Keep only the rows below that contain the string "axis", with uppercase and lowercase treated as different, and copy each of those rows in full.

══════

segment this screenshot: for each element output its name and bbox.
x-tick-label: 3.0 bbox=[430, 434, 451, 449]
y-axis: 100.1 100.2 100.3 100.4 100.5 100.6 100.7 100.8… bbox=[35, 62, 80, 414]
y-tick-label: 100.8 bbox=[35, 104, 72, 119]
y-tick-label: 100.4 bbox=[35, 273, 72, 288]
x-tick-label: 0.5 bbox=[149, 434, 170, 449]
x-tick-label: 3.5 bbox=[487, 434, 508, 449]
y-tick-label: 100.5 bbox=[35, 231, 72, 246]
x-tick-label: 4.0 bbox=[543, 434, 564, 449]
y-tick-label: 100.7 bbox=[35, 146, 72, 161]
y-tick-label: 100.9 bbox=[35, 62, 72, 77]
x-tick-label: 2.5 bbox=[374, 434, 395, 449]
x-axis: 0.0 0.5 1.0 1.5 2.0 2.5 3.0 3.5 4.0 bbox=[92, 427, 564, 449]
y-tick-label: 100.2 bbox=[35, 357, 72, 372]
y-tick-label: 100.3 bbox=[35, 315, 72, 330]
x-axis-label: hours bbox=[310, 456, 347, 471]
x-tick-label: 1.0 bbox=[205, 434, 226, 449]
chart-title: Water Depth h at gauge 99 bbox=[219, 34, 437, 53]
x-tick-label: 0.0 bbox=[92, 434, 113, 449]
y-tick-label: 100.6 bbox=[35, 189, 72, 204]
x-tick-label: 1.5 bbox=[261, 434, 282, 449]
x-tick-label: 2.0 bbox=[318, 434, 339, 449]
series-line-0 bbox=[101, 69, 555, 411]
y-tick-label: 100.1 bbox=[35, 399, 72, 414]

══════

Exercise answer >>
y-axis: 100.1 100.2 100.3 100.4 100.5 100.6 100.7 100.8… bbox=[35, 62, 80, 414]
x-axis: 0.0 0.5 1.0 1.5 2.0 2.5 3.0 3.5 4.0 bbox=[92, 427, 564, 449]
x-axis-label: hours bbox=[310, 456, 347, 471]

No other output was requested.